§ **DATA SECTION**:
┏━━
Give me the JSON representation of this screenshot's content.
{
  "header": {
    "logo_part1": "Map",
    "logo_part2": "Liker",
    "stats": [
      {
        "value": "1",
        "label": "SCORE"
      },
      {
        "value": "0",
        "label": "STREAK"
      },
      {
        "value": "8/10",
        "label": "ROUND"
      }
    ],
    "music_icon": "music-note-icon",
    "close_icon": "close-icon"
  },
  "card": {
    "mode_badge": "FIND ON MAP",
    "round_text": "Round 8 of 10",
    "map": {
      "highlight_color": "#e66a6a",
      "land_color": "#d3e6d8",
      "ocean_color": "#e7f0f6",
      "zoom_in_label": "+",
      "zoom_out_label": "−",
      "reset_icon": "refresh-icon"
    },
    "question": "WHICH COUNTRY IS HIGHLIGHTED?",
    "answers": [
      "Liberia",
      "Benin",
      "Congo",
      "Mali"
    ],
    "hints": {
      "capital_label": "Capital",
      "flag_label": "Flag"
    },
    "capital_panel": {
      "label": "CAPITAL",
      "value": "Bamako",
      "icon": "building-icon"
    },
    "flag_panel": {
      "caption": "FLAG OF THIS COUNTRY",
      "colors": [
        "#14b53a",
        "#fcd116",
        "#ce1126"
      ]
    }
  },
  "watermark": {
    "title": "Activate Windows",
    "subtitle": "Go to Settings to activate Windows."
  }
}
┗━━
┏━━
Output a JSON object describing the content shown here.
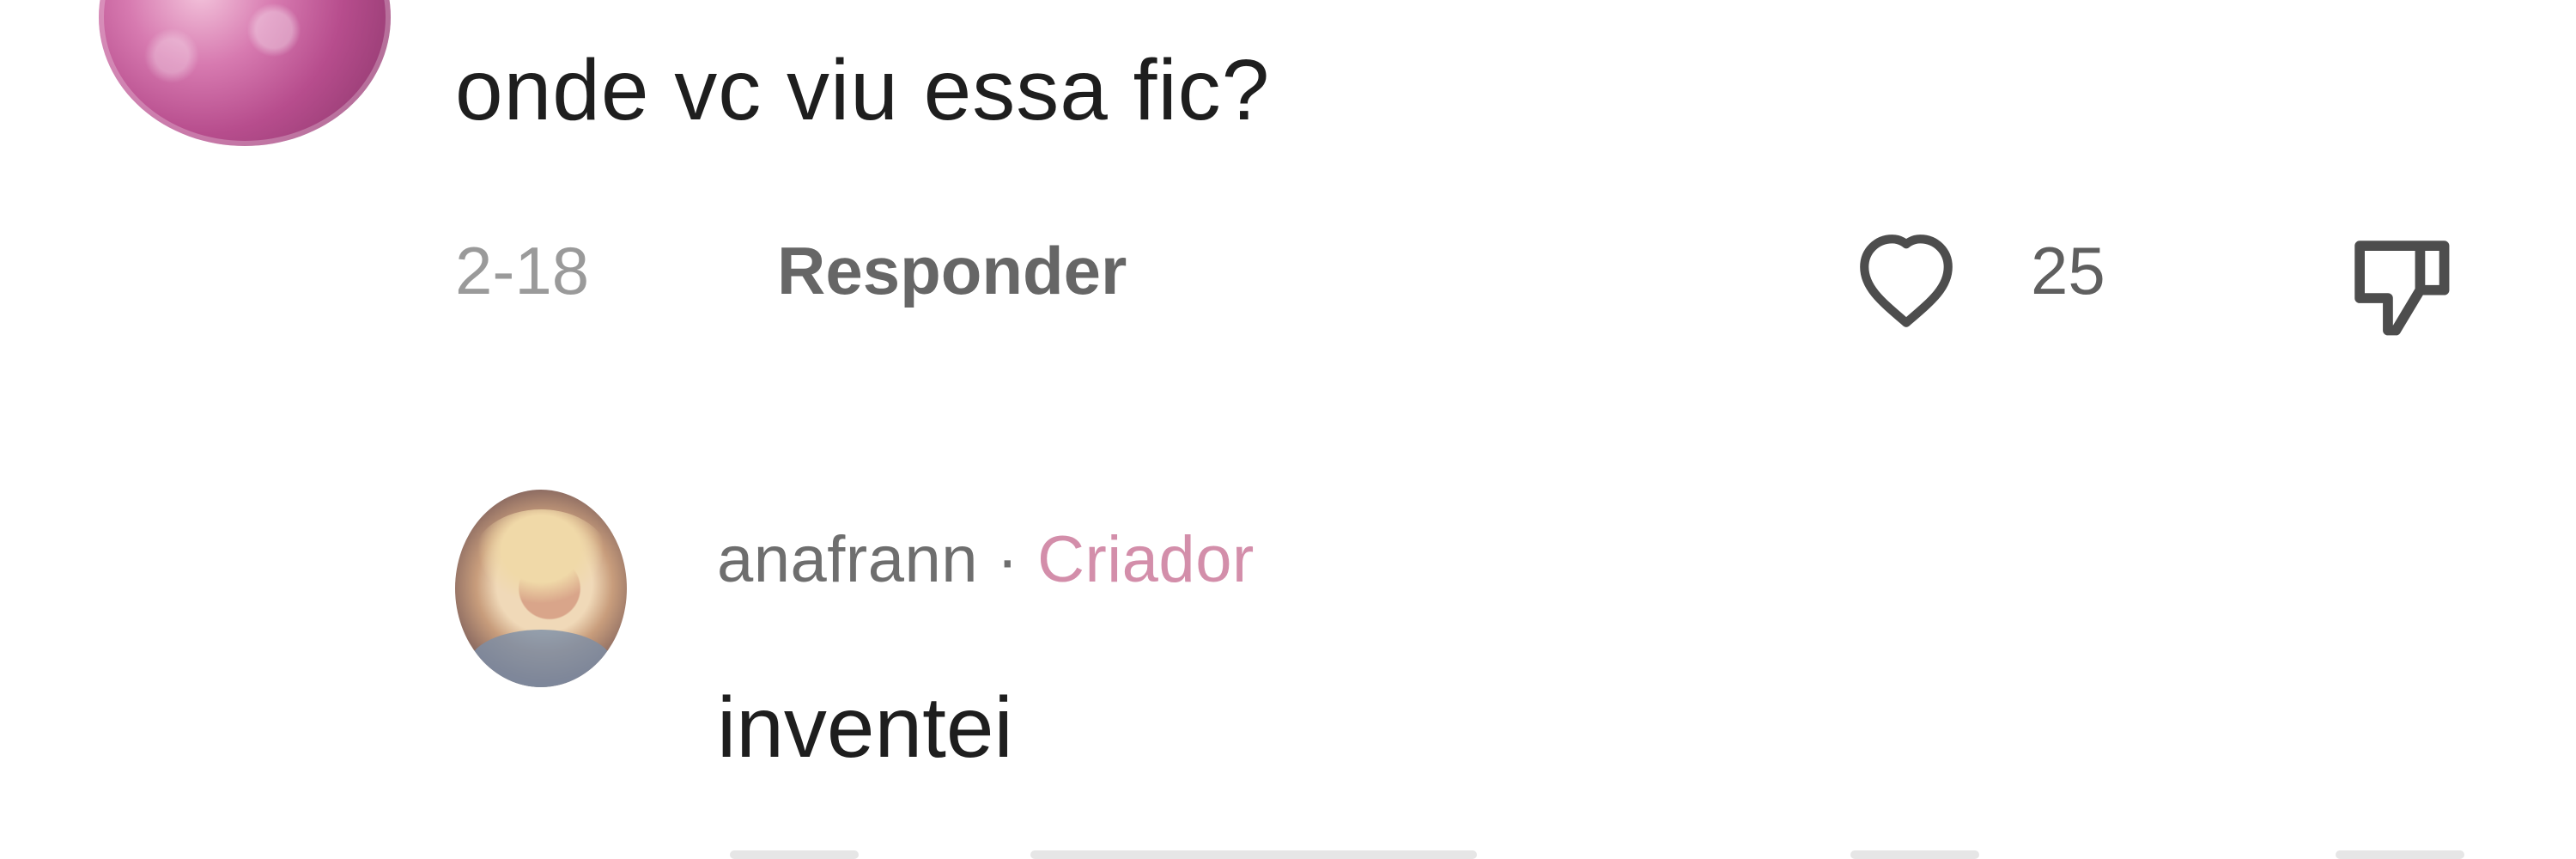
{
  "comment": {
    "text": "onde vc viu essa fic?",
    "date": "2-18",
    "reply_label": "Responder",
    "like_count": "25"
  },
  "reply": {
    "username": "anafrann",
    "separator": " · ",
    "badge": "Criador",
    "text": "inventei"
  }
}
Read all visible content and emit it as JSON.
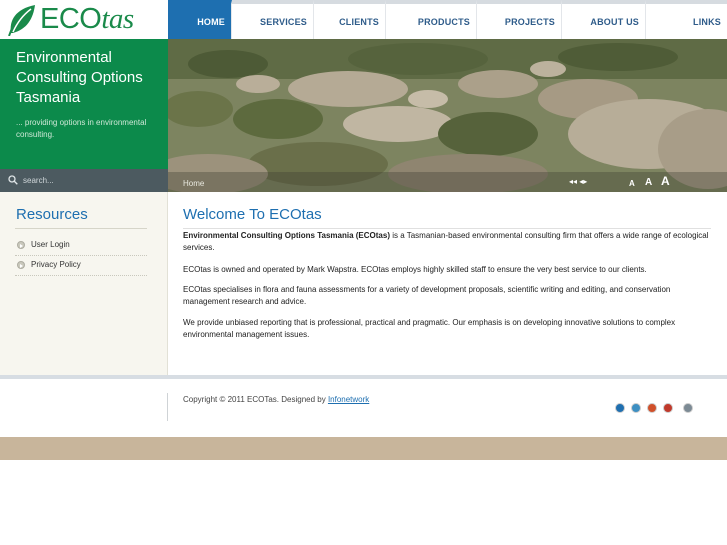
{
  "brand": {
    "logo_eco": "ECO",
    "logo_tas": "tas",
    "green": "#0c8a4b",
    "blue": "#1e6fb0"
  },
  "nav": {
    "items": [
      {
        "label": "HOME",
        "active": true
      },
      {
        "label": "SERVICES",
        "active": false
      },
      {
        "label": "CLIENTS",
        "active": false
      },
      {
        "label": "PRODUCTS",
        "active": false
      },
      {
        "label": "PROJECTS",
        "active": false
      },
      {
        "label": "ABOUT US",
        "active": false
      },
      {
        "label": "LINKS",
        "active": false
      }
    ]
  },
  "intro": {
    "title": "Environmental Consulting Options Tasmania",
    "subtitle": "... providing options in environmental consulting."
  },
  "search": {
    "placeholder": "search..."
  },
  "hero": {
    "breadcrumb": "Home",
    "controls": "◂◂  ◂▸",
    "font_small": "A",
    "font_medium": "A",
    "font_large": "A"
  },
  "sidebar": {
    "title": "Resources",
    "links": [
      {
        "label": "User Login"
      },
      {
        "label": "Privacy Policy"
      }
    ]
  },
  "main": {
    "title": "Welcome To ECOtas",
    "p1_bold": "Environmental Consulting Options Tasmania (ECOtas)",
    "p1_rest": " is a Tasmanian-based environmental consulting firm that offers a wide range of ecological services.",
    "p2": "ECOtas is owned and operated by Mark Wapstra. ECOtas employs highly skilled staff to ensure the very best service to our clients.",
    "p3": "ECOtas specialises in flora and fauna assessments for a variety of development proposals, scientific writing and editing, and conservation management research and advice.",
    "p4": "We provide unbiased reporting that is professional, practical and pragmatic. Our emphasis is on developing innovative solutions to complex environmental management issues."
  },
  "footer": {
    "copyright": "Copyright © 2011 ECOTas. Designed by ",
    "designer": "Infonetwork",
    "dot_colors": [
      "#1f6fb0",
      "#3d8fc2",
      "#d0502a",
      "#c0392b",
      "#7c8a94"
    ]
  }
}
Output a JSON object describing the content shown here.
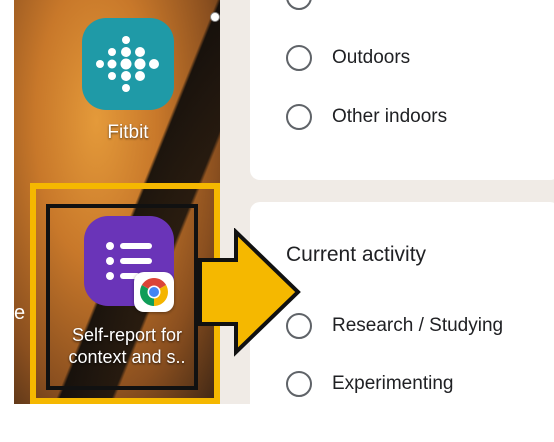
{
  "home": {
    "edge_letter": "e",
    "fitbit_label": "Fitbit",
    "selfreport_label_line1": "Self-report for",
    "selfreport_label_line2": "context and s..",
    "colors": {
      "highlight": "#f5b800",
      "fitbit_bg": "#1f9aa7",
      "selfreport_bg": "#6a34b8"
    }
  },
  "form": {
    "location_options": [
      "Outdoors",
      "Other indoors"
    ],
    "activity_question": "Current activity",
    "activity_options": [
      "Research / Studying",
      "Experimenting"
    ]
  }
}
┗━━
§ **DIRECTION**: Count how many lines of the listing above include "Windows" and report that number alone.

§ **FINAL ANSWER**: 2